▸ Direction
Repeat the records word for word, excluding any picture.

▸ Dataset rows

---

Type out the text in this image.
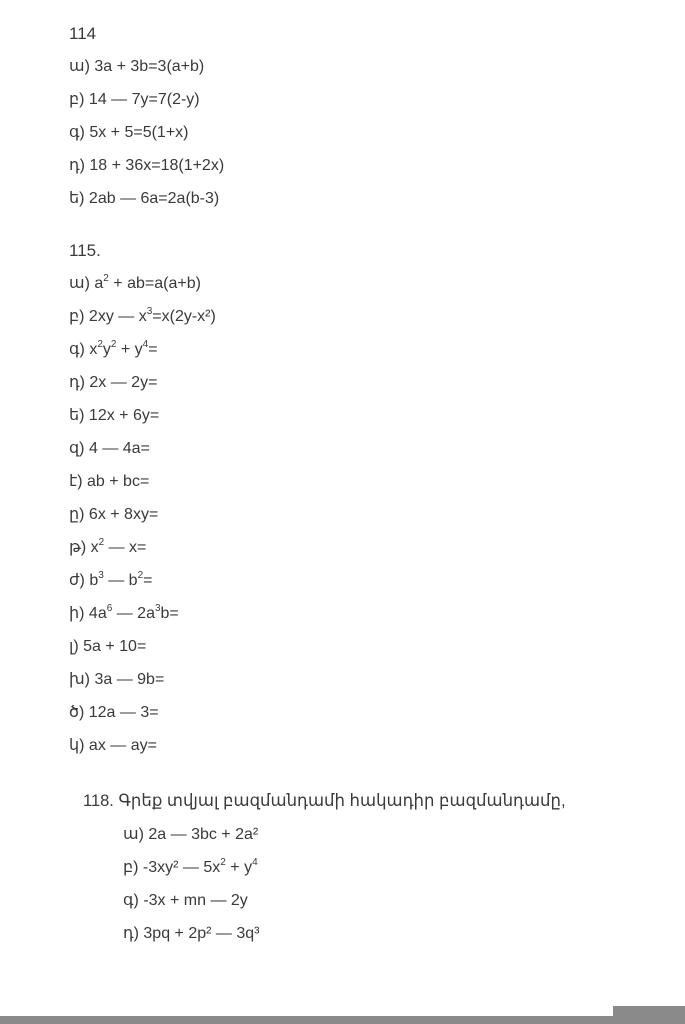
114
ա) 3a + 3b=3(a+b)
բ) 14 — 7y=7(2-y)
գ) 5x + 5=5(1+x)
դ) 18 + 36x=18(1+2x)
ե) 2ab — 6a=2a(b-3)
115.
ա) $a^2 + ab=a(a+b)$
բ) 2xy — $x^3=x(2y-x^2)$
գ) $x^2y^2 + y^4=$
դ) 2x — 2y=
ե) 12x + 6y=
զ) 4 — 4a=
է) ab + bc=
ը) 6x + 8xy=
թ) $x^2$ — x=
ժ) $b^3$ — $b^2=$
ի) $4a^6$ — $2a^3b=$
լ) 5a + 10=
խ) 3a — 9b=
ծ) 12a — 3=
կ) ax — ay=
118. Գրեք տվյալ բազմանդամի հակադիր բազմանդամը,
ա) 2a — 3bc + 2a²
բ) -3xy² — $5x^2 + y^4$
գ) -3x + mn — 2y
դ) 3pq + 2p² — 3q³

---

▸ Solution to this problem
Type out the text in this image.
114
ա) 3a + 3b=3(a+b)
բ) 14 — 7y=7(2-y)
գ) 5x + 5=5(1+x)
դ) 18 + 36x=18(1+2x)
ե) 2ab — 6a=2a(b-3)
115.
ա) $a^2 + ab=a(a+b)$
բ) 2xy — $x^3=x(2y-x^2)$
գ) $x^2y^2 + y^4=$
դ) 2x — 2y=
ե) 12x + 6y=
զ) 4 — 4a=
է) ab + bc=
ը) 6x + 8xy=
թ) $x^2$ — x=
ժ) $b^3$ — $b^2=$
ի) $4a^6$ — $2a^3b=$
լ) 5a + 10=
խ) 3a — 9b=
ծ) 12a — 3=
կ) ax — ay=
118. Գրեք տվյալ բազմանդամի հակադիր բազմանդամը,
ա) 2a — 3bc + 2a²
բ) -3xy² — $5x^2 + y^4$
գ) -3x + mn — 2y
դ) 3pq + 2p² — 3q³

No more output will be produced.